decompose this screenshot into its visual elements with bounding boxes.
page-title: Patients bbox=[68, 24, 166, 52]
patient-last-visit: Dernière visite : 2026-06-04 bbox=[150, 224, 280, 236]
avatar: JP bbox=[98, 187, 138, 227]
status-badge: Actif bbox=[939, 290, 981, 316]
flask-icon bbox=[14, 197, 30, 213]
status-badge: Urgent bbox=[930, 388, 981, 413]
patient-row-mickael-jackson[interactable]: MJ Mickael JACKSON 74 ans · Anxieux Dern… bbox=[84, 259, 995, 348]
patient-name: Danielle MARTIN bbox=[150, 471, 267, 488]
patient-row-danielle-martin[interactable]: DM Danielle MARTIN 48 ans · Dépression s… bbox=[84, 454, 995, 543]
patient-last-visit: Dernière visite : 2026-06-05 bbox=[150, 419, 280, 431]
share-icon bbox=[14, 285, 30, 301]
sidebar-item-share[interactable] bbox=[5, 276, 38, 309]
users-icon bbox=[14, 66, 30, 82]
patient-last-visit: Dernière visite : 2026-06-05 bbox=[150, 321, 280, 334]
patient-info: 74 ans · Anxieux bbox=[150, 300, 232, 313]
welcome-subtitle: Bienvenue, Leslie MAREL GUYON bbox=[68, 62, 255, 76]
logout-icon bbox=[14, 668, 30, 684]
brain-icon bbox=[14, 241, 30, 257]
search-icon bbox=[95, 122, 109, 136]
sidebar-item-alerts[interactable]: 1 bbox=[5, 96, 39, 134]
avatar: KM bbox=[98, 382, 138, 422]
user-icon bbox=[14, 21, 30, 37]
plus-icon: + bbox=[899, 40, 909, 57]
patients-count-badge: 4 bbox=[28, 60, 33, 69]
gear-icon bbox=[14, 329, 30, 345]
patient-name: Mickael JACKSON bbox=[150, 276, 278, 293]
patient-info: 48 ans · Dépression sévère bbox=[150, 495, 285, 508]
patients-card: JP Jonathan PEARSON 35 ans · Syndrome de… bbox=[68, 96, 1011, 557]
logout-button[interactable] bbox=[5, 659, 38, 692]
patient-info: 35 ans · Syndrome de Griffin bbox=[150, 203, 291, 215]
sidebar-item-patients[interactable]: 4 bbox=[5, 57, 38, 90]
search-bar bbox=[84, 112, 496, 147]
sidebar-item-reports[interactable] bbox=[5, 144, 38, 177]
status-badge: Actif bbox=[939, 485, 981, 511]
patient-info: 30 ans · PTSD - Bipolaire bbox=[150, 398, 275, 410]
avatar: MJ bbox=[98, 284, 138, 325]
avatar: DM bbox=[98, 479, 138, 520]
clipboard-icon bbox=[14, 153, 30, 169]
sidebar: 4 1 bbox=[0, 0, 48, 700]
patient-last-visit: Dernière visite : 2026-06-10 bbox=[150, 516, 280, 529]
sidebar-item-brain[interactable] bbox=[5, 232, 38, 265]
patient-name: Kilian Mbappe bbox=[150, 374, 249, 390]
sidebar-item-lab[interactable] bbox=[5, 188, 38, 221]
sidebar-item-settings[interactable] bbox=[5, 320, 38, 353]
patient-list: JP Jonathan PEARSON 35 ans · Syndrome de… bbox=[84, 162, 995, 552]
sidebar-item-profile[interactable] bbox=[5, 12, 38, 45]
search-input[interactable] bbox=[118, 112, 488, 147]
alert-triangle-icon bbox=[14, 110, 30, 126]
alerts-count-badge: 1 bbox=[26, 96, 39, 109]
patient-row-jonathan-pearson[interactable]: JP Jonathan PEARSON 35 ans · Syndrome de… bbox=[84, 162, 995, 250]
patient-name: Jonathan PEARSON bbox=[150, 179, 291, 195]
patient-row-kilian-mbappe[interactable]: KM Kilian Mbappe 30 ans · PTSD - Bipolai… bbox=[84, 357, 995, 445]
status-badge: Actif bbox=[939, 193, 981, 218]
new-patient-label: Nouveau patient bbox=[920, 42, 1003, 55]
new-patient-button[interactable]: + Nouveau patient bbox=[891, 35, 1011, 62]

*EXERCISE REQUIREMENTS*: Where does the word "alerts" occur in the data? Copy every line that has it.

*PROBLEM SOLUTION*:
sidebar-item-alerts[interactable]: 1 bbox=[5, 96, 39, 134]
alerts-count-badge: 1 bbox=[26, 96, 39, 109]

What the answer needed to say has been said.